[Records contained in a dataset]
********************

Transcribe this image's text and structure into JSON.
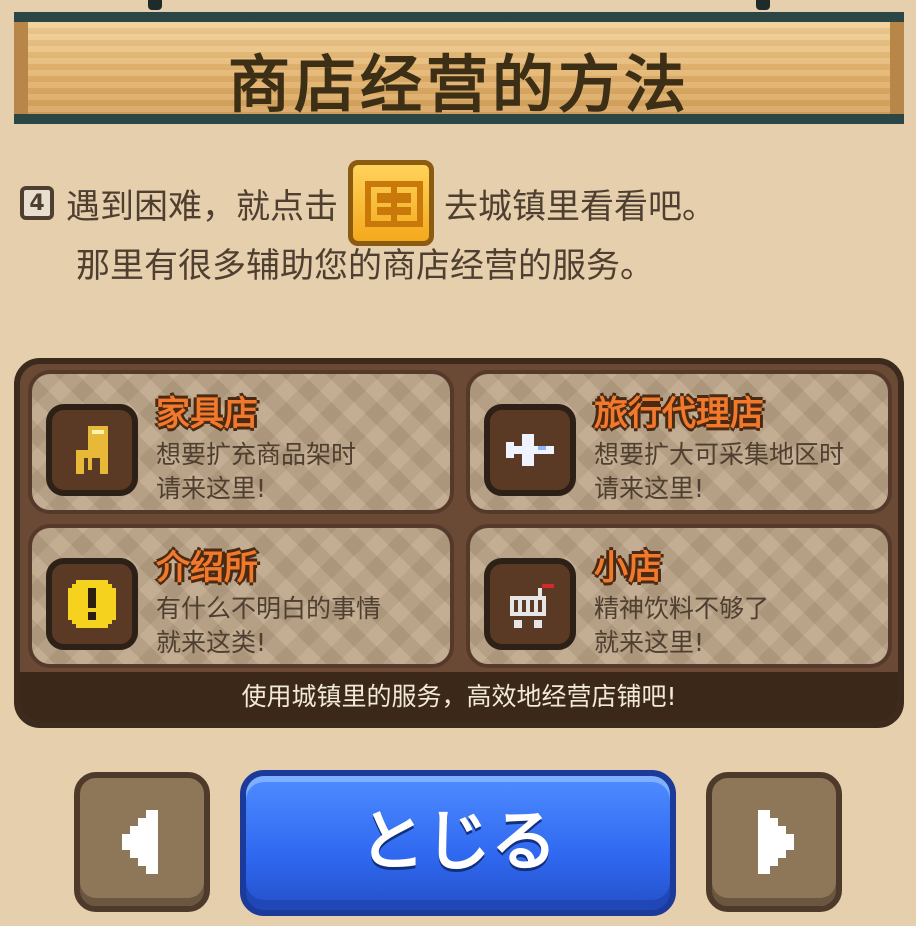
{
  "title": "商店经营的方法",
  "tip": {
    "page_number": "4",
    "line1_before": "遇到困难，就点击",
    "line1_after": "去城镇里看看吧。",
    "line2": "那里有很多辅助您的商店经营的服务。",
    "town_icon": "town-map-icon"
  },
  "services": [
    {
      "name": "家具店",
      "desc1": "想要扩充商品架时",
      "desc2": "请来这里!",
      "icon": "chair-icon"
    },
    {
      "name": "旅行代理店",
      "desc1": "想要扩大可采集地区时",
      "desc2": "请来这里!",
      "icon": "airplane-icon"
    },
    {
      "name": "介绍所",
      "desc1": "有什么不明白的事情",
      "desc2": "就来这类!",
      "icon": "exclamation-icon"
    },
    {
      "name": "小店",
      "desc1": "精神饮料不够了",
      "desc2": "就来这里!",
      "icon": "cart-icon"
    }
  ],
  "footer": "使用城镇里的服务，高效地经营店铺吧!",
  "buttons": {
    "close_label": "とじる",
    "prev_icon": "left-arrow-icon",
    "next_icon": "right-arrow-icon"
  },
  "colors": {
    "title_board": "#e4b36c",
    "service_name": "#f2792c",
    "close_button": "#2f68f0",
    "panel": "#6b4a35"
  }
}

********************

→ **Exercise goal**
Filter out every line that lacks the word "arrow", and copy the rest.

→ **Response to this task**
    "prev_icon": "left-arrow-icon",
    "next_icon": "right-arrow-icon"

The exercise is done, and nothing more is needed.